Required task: Please output the records below in full, exactly as given, but without the images.

[Recorded data]
* Begin *

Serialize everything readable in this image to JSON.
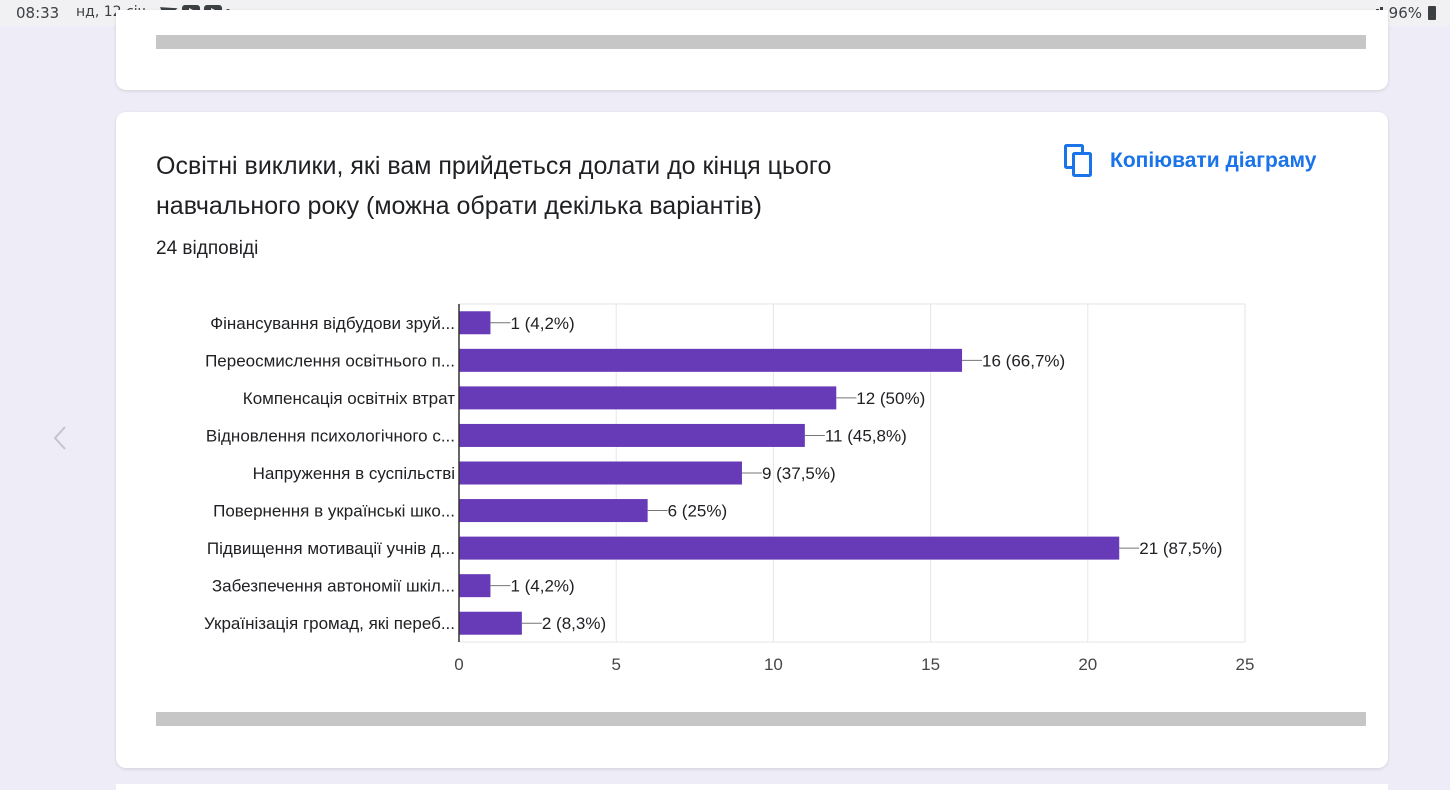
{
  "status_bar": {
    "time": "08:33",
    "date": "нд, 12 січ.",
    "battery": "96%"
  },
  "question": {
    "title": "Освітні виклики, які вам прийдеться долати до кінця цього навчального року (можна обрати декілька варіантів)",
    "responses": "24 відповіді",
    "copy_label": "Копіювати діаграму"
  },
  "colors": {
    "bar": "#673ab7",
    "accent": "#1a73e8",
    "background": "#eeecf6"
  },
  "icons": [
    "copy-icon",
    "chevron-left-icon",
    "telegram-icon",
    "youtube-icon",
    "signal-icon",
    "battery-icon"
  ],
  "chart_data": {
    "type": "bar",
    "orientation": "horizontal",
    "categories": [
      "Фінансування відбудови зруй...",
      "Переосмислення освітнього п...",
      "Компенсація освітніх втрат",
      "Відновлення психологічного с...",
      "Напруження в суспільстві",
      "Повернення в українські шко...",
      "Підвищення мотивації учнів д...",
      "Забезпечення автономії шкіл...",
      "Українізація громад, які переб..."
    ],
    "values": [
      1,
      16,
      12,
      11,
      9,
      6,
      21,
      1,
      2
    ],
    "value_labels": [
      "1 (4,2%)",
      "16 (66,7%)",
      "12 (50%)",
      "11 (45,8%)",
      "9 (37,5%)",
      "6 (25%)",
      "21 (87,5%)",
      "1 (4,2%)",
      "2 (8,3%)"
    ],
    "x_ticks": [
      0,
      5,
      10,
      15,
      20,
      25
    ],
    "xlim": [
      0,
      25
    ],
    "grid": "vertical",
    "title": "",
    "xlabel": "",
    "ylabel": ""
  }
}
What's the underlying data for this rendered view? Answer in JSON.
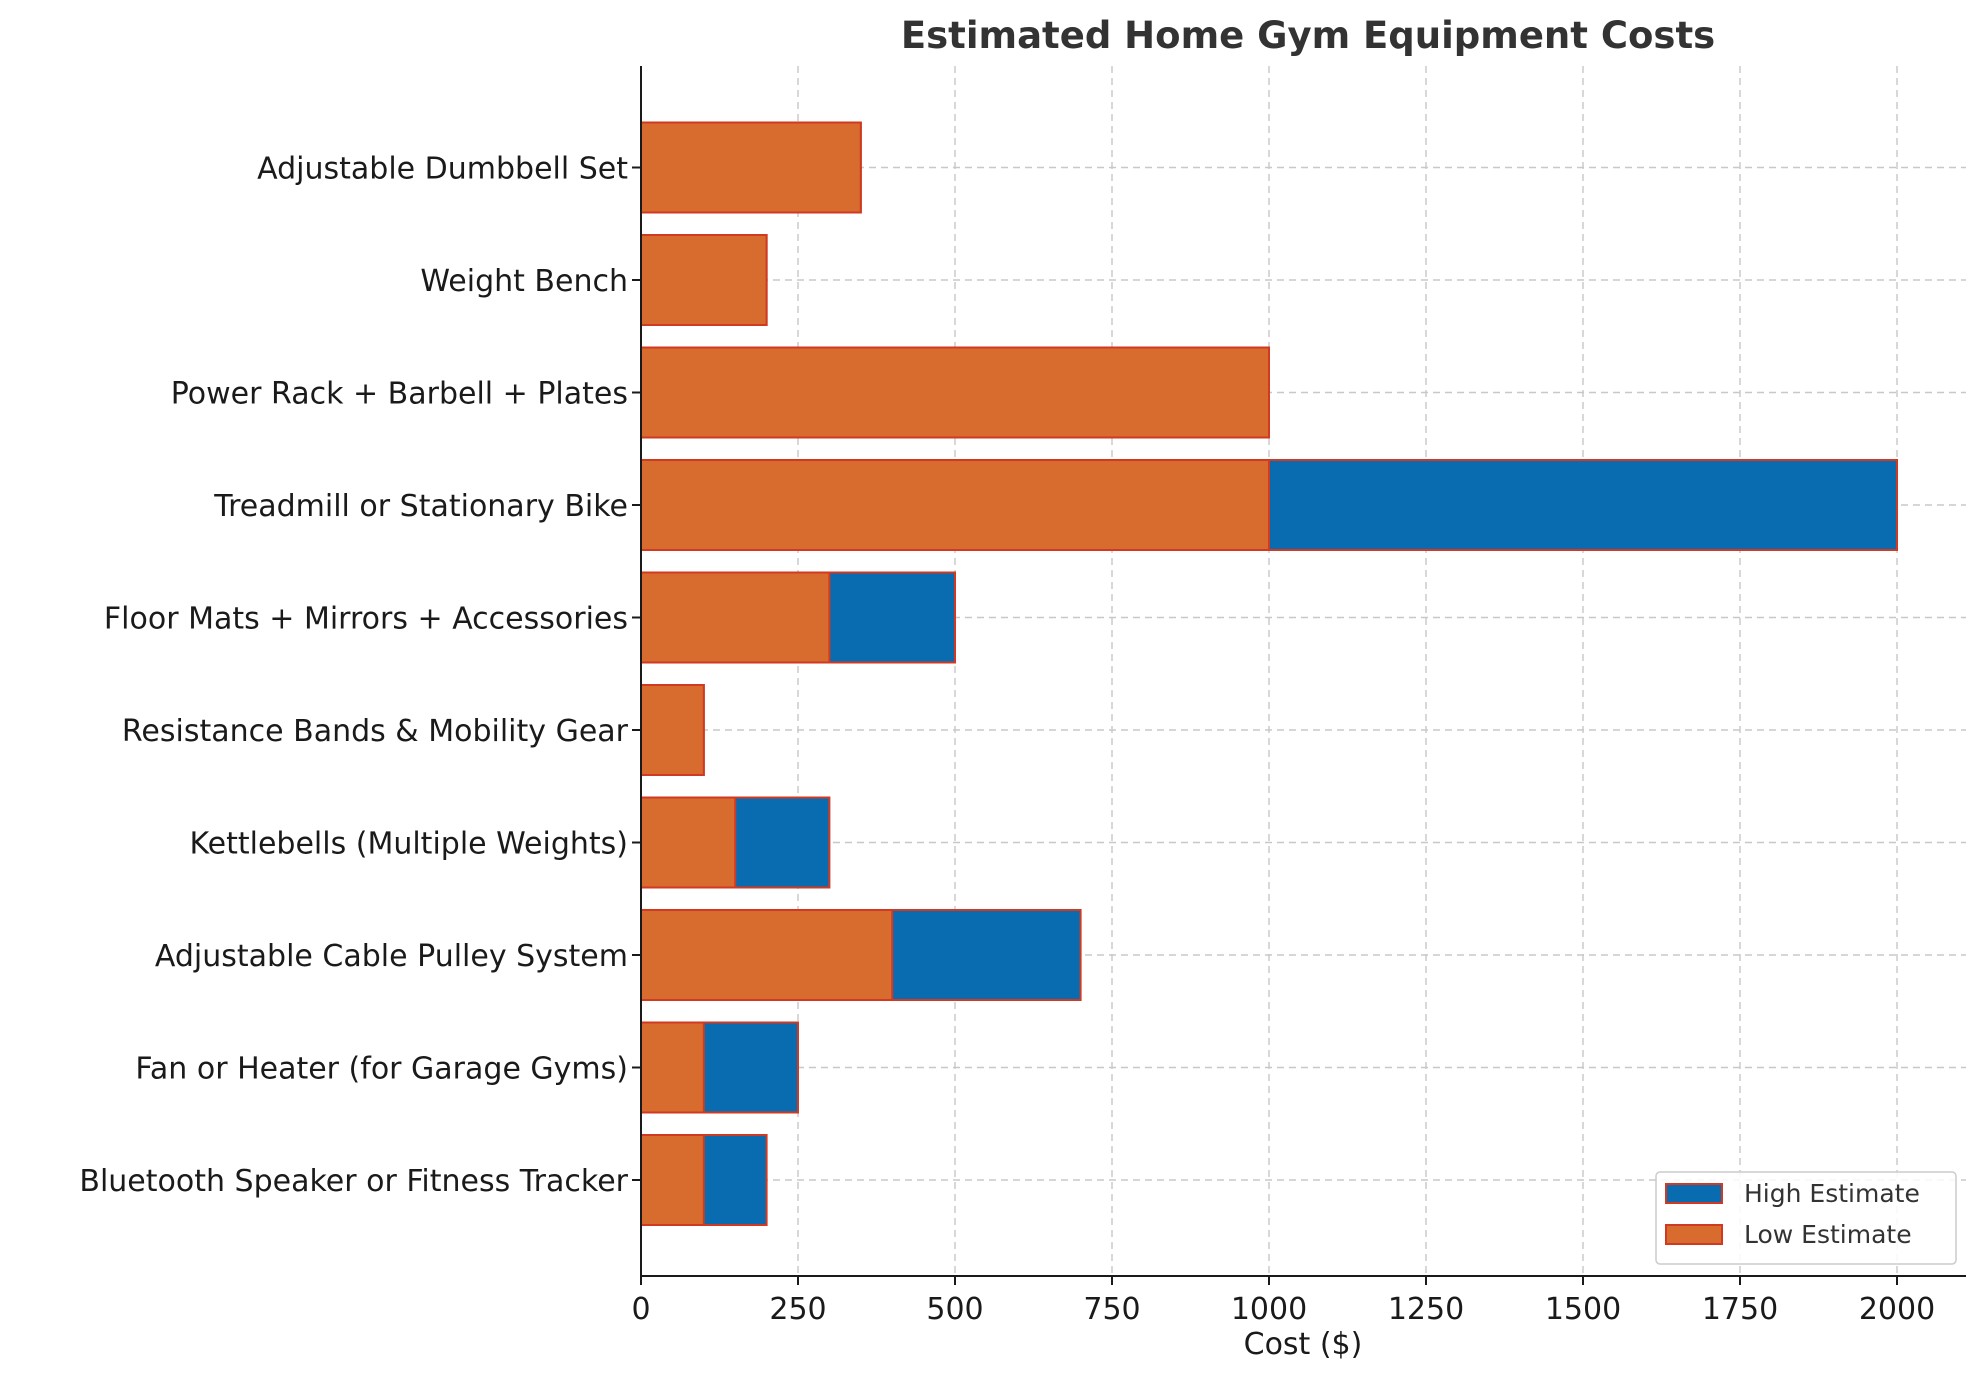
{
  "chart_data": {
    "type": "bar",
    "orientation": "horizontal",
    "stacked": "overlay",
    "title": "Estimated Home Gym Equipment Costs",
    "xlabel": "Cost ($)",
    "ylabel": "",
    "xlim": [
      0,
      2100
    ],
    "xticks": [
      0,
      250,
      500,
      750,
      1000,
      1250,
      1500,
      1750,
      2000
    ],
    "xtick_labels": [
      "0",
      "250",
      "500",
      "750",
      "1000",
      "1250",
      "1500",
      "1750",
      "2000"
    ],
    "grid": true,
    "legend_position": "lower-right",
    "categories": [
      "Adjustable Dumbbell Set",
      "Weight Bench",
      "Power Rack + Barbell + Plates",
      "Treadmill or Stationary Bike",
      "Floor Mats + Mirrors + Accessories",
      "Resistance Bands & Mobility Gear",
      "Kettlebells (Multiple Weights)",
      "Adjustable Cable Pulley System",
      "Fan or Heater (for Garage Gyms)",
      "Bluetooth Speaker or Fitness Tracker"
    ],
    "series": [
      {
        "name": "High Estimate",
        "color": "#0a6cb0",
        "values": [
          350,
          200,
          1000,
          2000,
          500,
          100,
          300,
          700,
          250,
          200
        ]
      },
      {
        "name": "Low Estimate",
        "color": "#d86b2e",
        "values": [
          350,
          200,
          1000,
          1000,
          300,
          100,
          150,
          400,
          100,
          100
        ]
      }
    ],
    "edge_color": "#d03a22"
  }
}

* End *

Result for this exercise:
Serialize everything readable in this image to JSON.
{
  "status_bar": {
    "time": "08:33",
    "date": "нд, 12 січ.",
    "battery": "96%"
  },
  "question": {
    "title": "Освітні виклики, які вам прийдеться долати до кінця цього навчального року (можна обрати декілька варіантів)",
    "responses": "24 відповіді",
    "copy_label": "Копіювати діаграму"
  },
  "colors": {
    "bar": "#673ab7",
    "accent": "#1a73e8",
    "background": "#eeecf6"
  },
  "icons": [
    "copy-icon",
    "chevron-left-icon",
    "telegram-icon",
    "youtube-icon",
    "signal-icon",
    "battery-icon"
  ],
  "chart_data": {
    "type": "bar",
    "orientation": "horizontal",
    "categories": [
      "Фінансування відбудови зруй...",
      "Переосмислення освітнього п...",
      "Компенсація освітніх втрат",
      "Відновлення психологічного с...",
      "Напруження в суспільстві",
      "Повернення в українські шко...",
      "Підвищення мотивації учнів д...",
      "Забезпечення автономії шкіл...",
      "Українізація громад, які переб..."
    ],
    "values": [
      1,
      16,
      12,
      11,
      9,
      6,
      21,
      1,
      2
    ],
    "value_labels": [
      "1 (4,2%)",
      "16 (66,7%)",
      "12 (50%)",
      "11 (45,8%)",
      "9 (37,5%)",
      "6 (25%)",
      "21 (87,5%)",
      "1 (4,2%)",
      "2 (8,3%)"
    ],
    "x_ticks": [
      0,
      5,
      10,
      15,
      20,
      25
    ],
    "xlim": [
      0,
      25
    ],
    "grid": "vertical",
    "title": "",
    "xlabel": "",
    "ylabel": ""
  }
}
What's the underlying data for this rendered view? Answer in JSON.
{
  "chart_data": {
    "type": "bar",
    "orientation": "horizontal",
    "stacked": "overlay",
    "title": "Estimated Home Gym Equipment Costs",
    "xlabel": "Cost ($)",
    "ylabel": "",
    "xlim": [
      0,
      2100
    ],
    "xticks": [
      0,
      250,
      500,
      750,
      1000,
      1250,
      1500,
      1750,
      2000
    ],
    "xtick_labels": [
      "0",
      "250",
      "500",
      "750",
      "1000",
      "1250",
      "1500",
      "1750",
      "2000"
    ],
    "grid": true,
    "legend_position": "lower-right",
    "categories": [
      "Adjustable Dumbbell Set",
      "Weight Bench",
      "Power Rack + Barbell + Plates",
      "Treadmill or Stationary Bike",
      "Floor Mats + Mirrors + Accessories",
      "Resistance Bands & Mobility Gear",
      "Kettlebells (Multiple Weights)",
      "Adjustable Cable Pulley System",
      "Fan or Heater (for Garage Gyms)",
      "Bluetooth Speaker or Fitness Tracker"
    ],
    "series": [
      {
        "name": "High Estimate",
        "color": "#0a6cb0",
        "values": [
          350,
          200,
          1000,
          2000,
          500,
          100,
          300,
          700,
          250,
          200
        ]
      },
      {
        "name": "Low Estimate",
        "color": "#d86b2e",
        "values": [
          350,
          200,
          1000,
          1000,
          300,
          100,
          150,
          400,
          100,
          100
        ]
      }
    ],
    "edge_color": "#d03a22"
  }
}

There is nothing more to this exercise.